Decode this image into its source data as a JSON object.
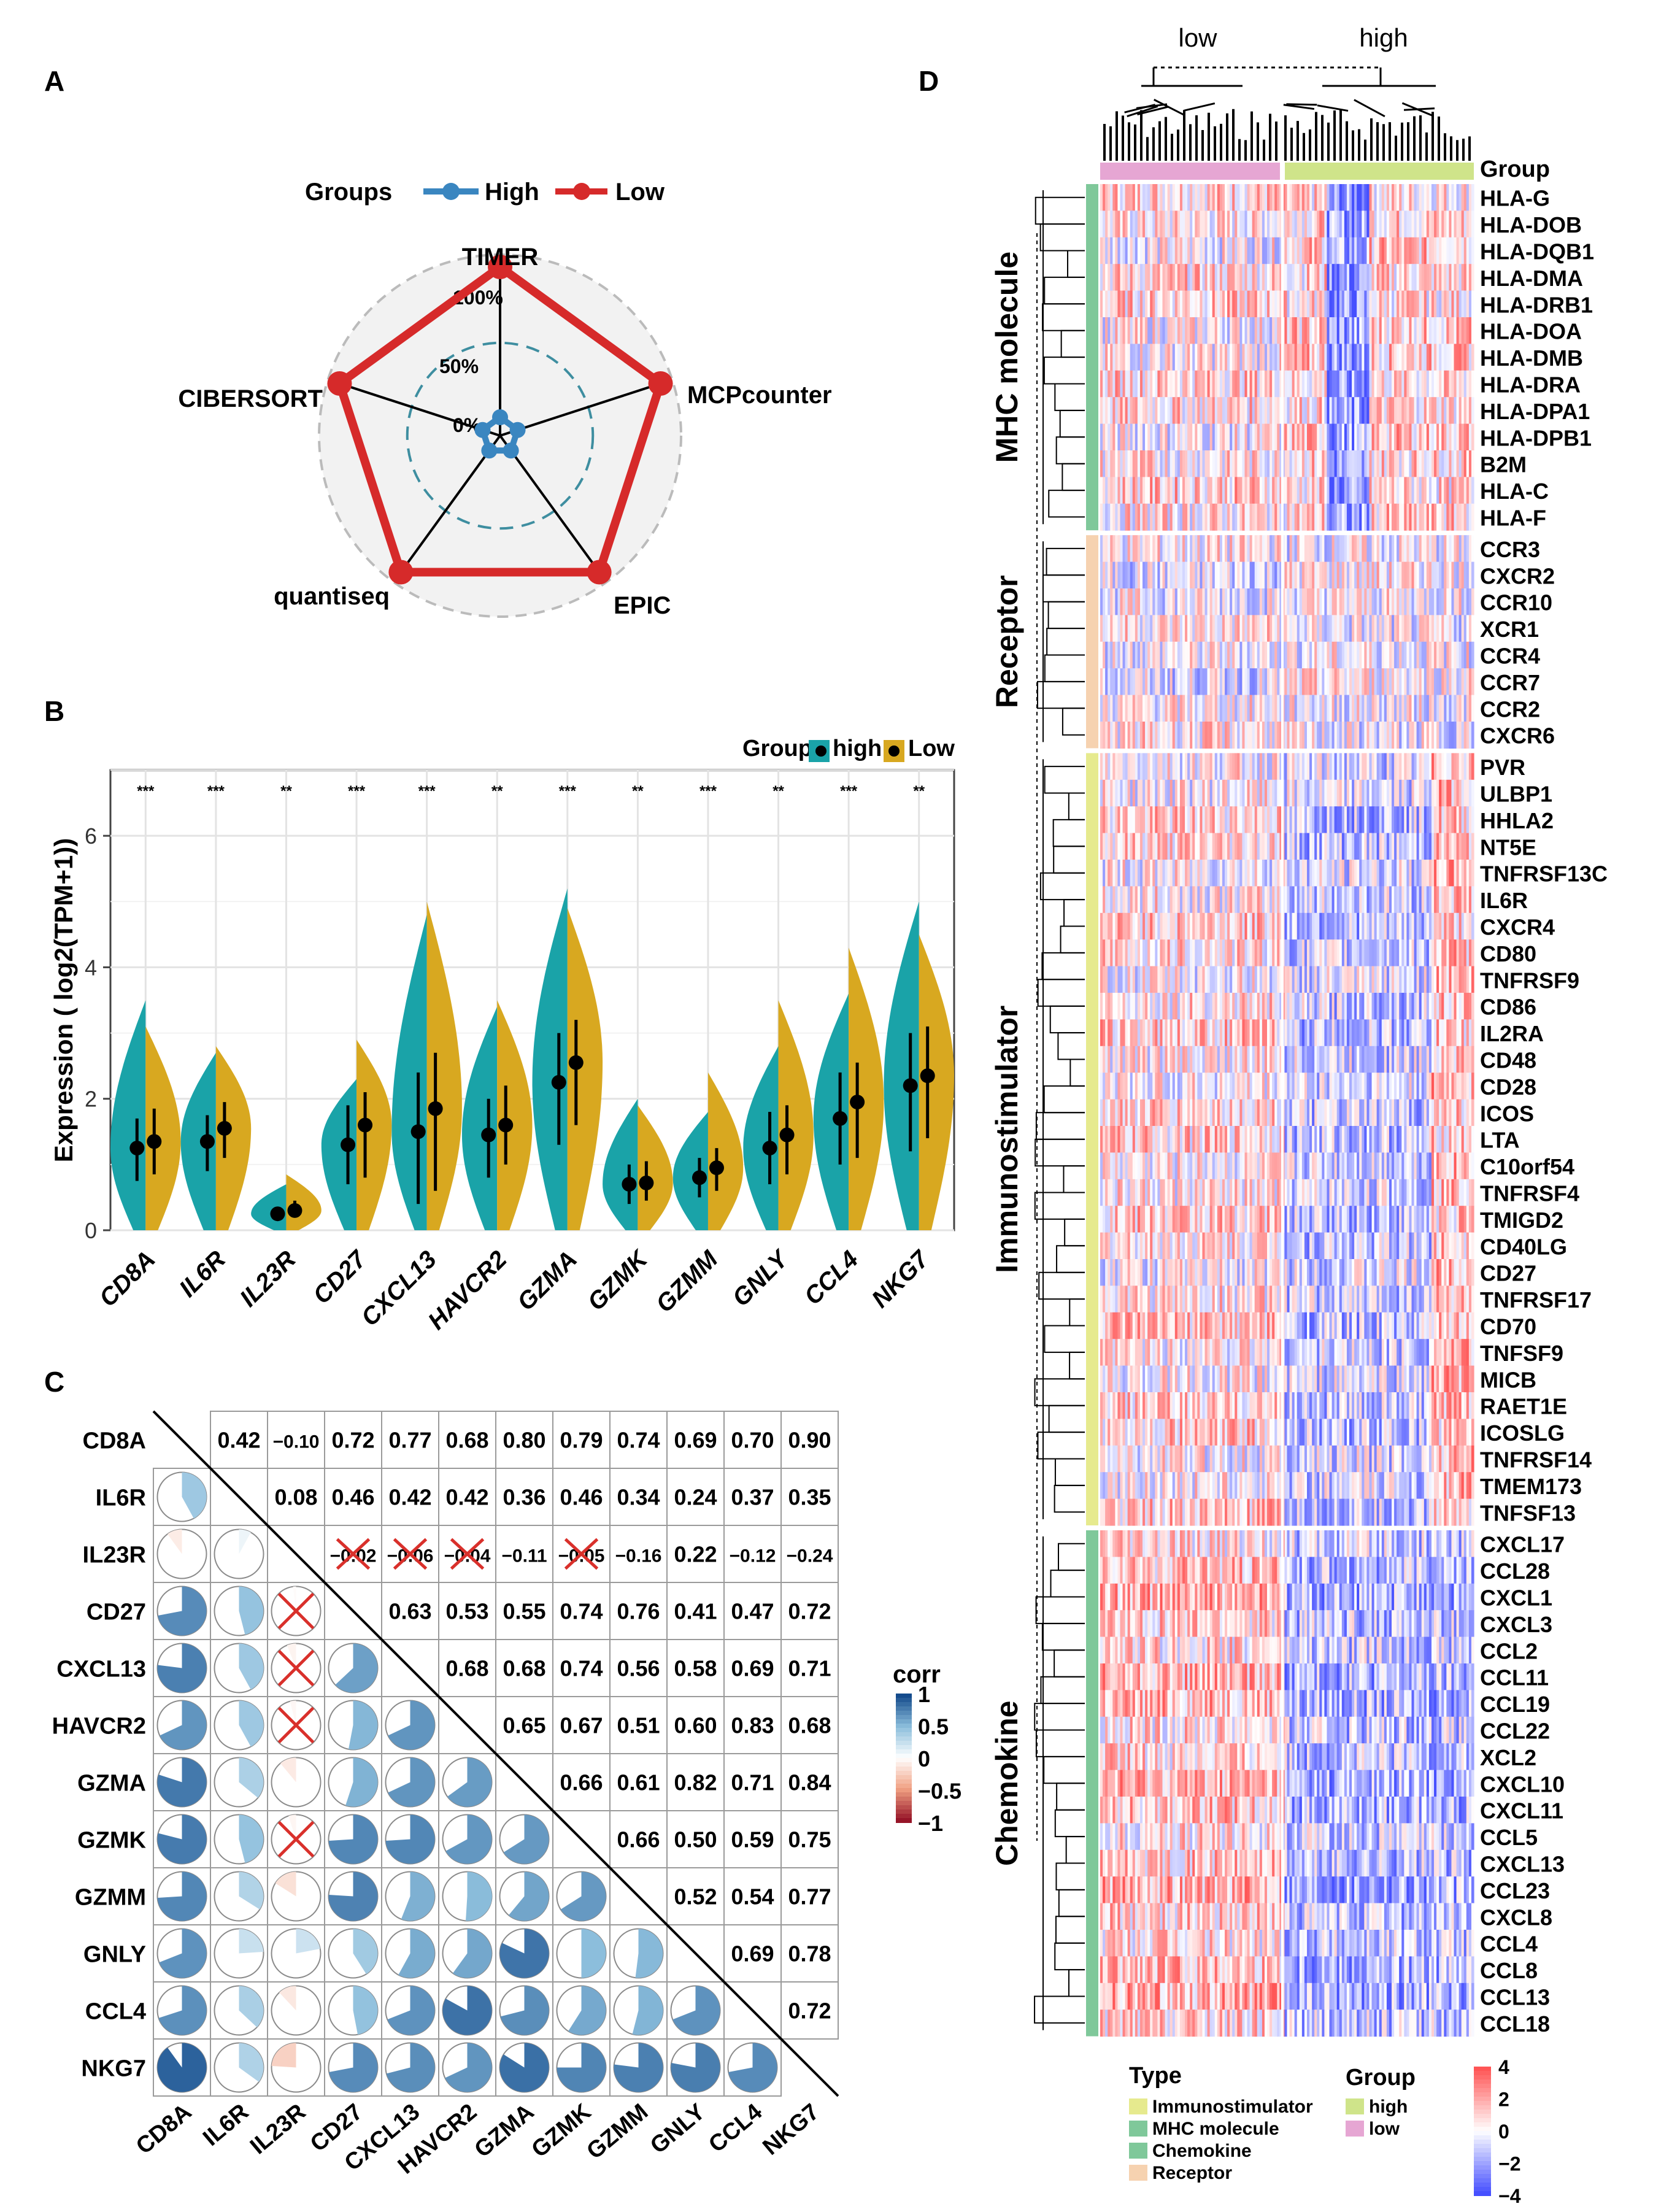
{
  "panels": {
    "a": "A",
    "b": "B",
    "c": "C",
    "d": "D"
  },
  "colors": {
    "high_blue": "#3a86c0",
    "low_red": "#d62a2a",
    "violin_high": "#1aa3a8",
    "violin_low": "#d8a820",
    "type_immuno": "#e6ea8e",
    "type_mhc": "#7fc89a",
    "type_chemokine": "#7fc89a",
    "type_receptor": "#f6d2b0",
    "group_high": "#cfe48a",
    "group_low": "#e6a6d3"
  },
  "chart_data": [
    {
      "type": "radar",
      "panel": "A",
      "legend_title": "Groups",
      "legend": [
        "High",
        "Low"
      ],
      "axes": [
        "TIMER",
        "MCPcounter",
        "EPIC",
        "quantiseq",
        "CIBERSORT"
      ],
      "rings": [
        "100%",
        "50%",
        "0%"
      ],
      "series": [
        {
          "name": "High",
          "values": [
            0.03,
            0.03,
            0.03,
            0.03,
            0.03
          ]
        },
        {
          "name": "Low",
          "values": [
            1.0,
            1.0,
            1.0,
            1.0,
            1.0
          ]
        }
      ]
    },
    {
      "type": "violin",
      "panel": "B",
      "legend_title": "Group",
      "legend": [
        "high",
        "Low"
      ],
      "ylabel": "Expression ( log2(TPM+1))",
      "ylim": [
        0,
        7
      ],
      "yticks": [
        "0",
        "2",
        "4",
        "6"
      ],
      "categories": [
        "CD8A",
        "IL6R",
        "IL23R",
        "CD27",
        "CXCL13",
        "HAVCR2",
        "GZMA",
        "GZMK",
        "GZMM",
        "GNLY",
        "CCL4",
        "NKG7"
      ],
      "significance": [
        "***",
        "***",
        "**",
        "***",
        "***",
        "**",
        "***",
        "**",
        "***",
        "**",
        "***",
        "**"
      ],
      "series": [
        {
          "name": "high",
          "median": [
            1.25,
            1.35,
            0.25,
            1.3,
            1.5,
            1.45,
            2.25,
            0.7,
            0.8,
            1.25,
            1.7,
            2.2
          ],
          "q1": [
            0.75,
            0.9,
            0.15,
            0.7,
            0.4,
            0.8,
            1.3,
            0.4,
            0.5,
            0.7,
            1.0,
            1.2
          ],
          "q3": [
            1.7,
            1.75,
            0.35,
            1.9,
            2.4,
            2.0,
            3.0,
            1.0,
            1.1,
            1.8,
            2.4,
            3.0
          ],
          "max": [
            3.5,
            2.7,
            0.7,
            2.3,
            4.8,
            3.4,
            5.2,
            2.0,
            1.8,
            2.8,
            3.6,
            5.0
          ]
        },
        {
          "name": "Low",
          "median": [
            1.35,
            1.55,
            0.3,
            1.6,
            1.85,
            1.6,
            2.55,
            0.72,
            0.95,
            1.45,
            1.95,
            2.35
          ],
          "q1": [
            0.85,
            1.1,
            0.2,
            0.8,
            0.6,
            1.0,
            1.6,
            0.45,
            0.6,
            0.85,
            1.1,
            1.4
          ],
          "q3": [
            1.85,
            1.95,
            0.45,
            2.1,
            2.7,
            2.2,
            3.2,
            1.05,
            1.25,
            1.9,
            2.55,
            3.1
          ],
          "max": [
            3.1,
            2.8,
            0.85,
            2.9,
            5.0,
            3.5,
            4.9,
            1.9,
            2.4,
            3.5,
            4.3,
            4.5
          ]
        }
      ]
    },
    {
      "type": "heatmap",
      "panel": "C",
      "subtype": "correlation",
      "genes": [
        "CD8A",
        "IL6R",
        "IL23R",
        "CD27",
        "CXCL13",
        "HAVCR2",
        "GZMA",
        "GZMK",
        "GZMM",
        "GNLY",
        "CCL4",
        "NKG7"
      ],
      "values": [
        [
          1,
          0.42,
          -0.1,
          0.72,
          0.77,
          0.68,
          0.8,
          0.79,
          0.74,
          0.69,
          0.7,
          0.9
        ],
        [
          0.42,
          1,
          0.08,
          0.46,
          0.42,
          0.42,
          0.36,
          0.46,
          0.34,
          0.24,
          0.37,
          0.35
        ],
        [
          -0.1,
          0.08,
          1,
          -0.02,
          -0.06,
          -0.04,
          -0.11,
          -0.05,
          -0.16,
          0.22,
          -0.12,
          -0.24
        ],
        [
          0.72,
          0.46,
          -0.02,
          1,
          0.63,
          0.53,
          0.55,
          0.74,
          0.76,
          0.41,
          0.47,
          0.72
        ],
        [
          0.77,
          0.42,
          -0.06,
          0.63,
          1,
          0.68,
          0.68,
          0.74,
          0.56,
          0.58,
          0.69,
          0.71
        ],
        [
          0.68,
          0.42,
          -0.04,
          0.53,
          0.68,
          1,
          0.65,
          0.67,
          0.51,
          0.6,
          0.83,
          0.68
        ],
        [
          0.8,
          0.36,
          -0.11,
          0.55,
          0.68,
          0.65,
          1,
          0.66,
          0.61,
          0.82,
          0.71,
          0.84
        ],
        [
          0.79,
          0.46,
          -0.05,
          0.74,
          0.74,
          0.67,
          0.66,
          1,
          0.66,
          0.5,
          0.59,
          0.75
        ],
        [
          0.74,
          0.34,
          -0.16,
          0.76,
          0.56,
          0.51,
          0.61,
          0.66,
          1,
          0.52,
          0.54,
          0.77
        ],
        [
          0.69,
          0.24,
          0.22,
          0.41,
          0.58,
          0.6,
          0.82,
          0.5,
          0.52,
          1,
          0.69,
          0.78
        ],
        [
          0.7,
          0.37,
          -0.12,
          0.47,
          0.69,
          0.83,
          0.71,
          0.59,
          0.54,
          0.69,
          1,
          0.72
        ],
        [
          0.9,
          0.35,
          -0.24,
          0.72,
          0.71,
          0.68,
          0.84,
          0.75,
          0.77,
          0.78,
          0.72,
          1
        ]
      ],
      "labels": [
        [
          "",
          "0.42",
          "−0.10",
          "0.72",
          "0.77",
          "0.68",
          "0.80",
          "0.79",
          "0.74",
          "0.69",
          "0.70",
          "0.90"
        ],
        [
          "",
          "",
          "0.08",
          "0.46",
          "0.42",
          "0.42",
          "0.36",
          "0.46",
          "0.34",
          "0.24",
          "0.37",
          "0.35"
        ],
        [
          "",
          "",
          "",
          "−0.02",
          "−0.06",
          "−0.04",
          "−0.11",
          "−0.05",
          "−0.16",
          "0.22",
          "−0.12",
          "−0.24"
        ],
        [
          "",
          "",
          "",
          "",
          "0.63",
          "0.53",
          "0.55",
          "0.74",
          "0.76",
          "0.41",
          "0.47",
          "0.72"
        ],
        [
          "",
          "",
          "",
          "",
          "",
          "0.68",
          "0.68",
          "0.74",
          "0.56",
          "0.58",
          "0.69",
          "0.71"
        ],
        [
          "",
          "",
          "",
          "",
          "",
          "",
          "0.65",
          "0.67",
          "0.51",
          "0.60",
          "0.83",
          "0.68"
        ],
        [
          "",
          "",
          "",
          "",
          "",
          "",
          "",
          "0.66",
          "0.61",
          "0.82",
          "0.71",
          "0.84"
        ],
        [
          "",
          "",
          "",
          "",
          "",
          "",
          "",
          "",
          "0.66",
          "0.50",
          "0.59",
          "0.75"
        ],
        [
          "",
          "",
          "",
          "",
          "",
          "",
          "",
          "",
          "",
          "0.52",
          "0.54",
          "0.77"
        ],
        [
          "",
          "",
          "",
          "",
          "",
          "",
          "",
          "",
          "",
          "",
          "0.69",
          "0.78"
        ],
        [
          "",
          "",
          "",
          "",
          "",
          "",
          "",
          "",
          "",
          "",
          "",
          "0.72"
        ],
        [
          "",
          "",
          "",
          "",
          "",
          "",
          "",
          "",
          "",
          "",
          "",
          ""
        ]
      ],
      "nonsignificant": [
        [
          2,
          3
        ],
        [
          2,
          4
        ],
        [
          2,
          5
        ],
        [
          2,
          7
        ]
      ],
      "legend_title": "corr",
      "legend_ticks": [
        "1",
        "0.5",
        "0",
        "−0.5",
        "−1"
      ]
    },
    {
      "type": "heatmap",
      "panel": "D",
      "subtype": "expression",
      "column_groups": [
        "low",
        "high"
      ],
      "group_row_label": "Group",
      "categories": [
        {
          "name": "MHC molecule",
          "type": "MHC molecule",
          "genes": [
            "HLA-G",
            "HLA-DOB",
            "HLA-DQB1",
            "HLA-DMA",
            "HLA-DRB1",
            "HLA-DOA",
            "HLA-DMB",
            "HLA-DRA",
            "HLA-DPA1",
            "HLA-DPB1",
            "B2M",
            "HLA-C",
            "HLA-F"
          ]
        },
        {
          "name": "Receptor",
          "type": "Receptor",
          "genes": [
            "CCR3",
            "CXCR2",
            "CCR10",
            "XCR1",
            "CCR4",
            "CCR7",
            "CCR2",
            "CXCR6"
          ]
        },
        {
          "name": "Immunostimulator",
          "type": "Immunostimulator",
          "genes": [
            "PVR",
            "ULBP1",
            "HHLA2",
            "NT5E",
            "TNFRSF13C",
            "IL6R",
            "CXCR4",
            "CD80",
            "TNFRSF9",
            "CD86",
            "IL2RA",
            "CD48",
            "CD28",
            "ICOS",
            "LTA",
            "C10orf54",
            "TNFRSF4",
            "TMIGD2",
            "CD40LG",
            "CD27",
            "TNFRSF17",
            "CD70",
            "TNFSF9",
            "MICB",
            "RAET1E",
            "ICOSLG",
            "TNFRSF14",
            "TMEM173",
            "TNFSF13"
          ]
        },
        {
          "name": "Chemokine",
          "type": "Chemokine",
          "genes": [
            "CXCL17",
            "CCL28",
            "CXCL1",
            "CXCL3",
            "CCL2",
            "CCL11",
            "CCL19",
            "CCL22",
            "XCL2",
            "CXCL10",
            "CXCL11",
            "CCL5",
            "CXCL13",
            "CCL23",
            "CXCL8",
            "CCL4",
            "CCL8",
            "CCL13",
            "CCL18"
          ]
        }
      ],
      "type_legend_title": "Type",
      "type_legend": [
        "Immunostimulator",
        "MHC molecule",
        "Chemokine",
        "Receptor"
      ],
      "group_legend_title": "Group",
      "group_legend": [
        "high",
        "low"
      ],
      "scale_ticks": [
        "4",
        "2",
        "0",
        "−2",
        "−4"
      ]
    }
  ]
}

★ ★ ★ ★ ★ ★ ★

Scan the material line by line and report each one that contains "name".

          "name": "High",
          "name": "Low",
          "name": "high",
          "name": "Low",
          "name": "MHC molecule",
          "name": "Receptor",
          "name": "Immunostimulator",
          "name": "Chemokine",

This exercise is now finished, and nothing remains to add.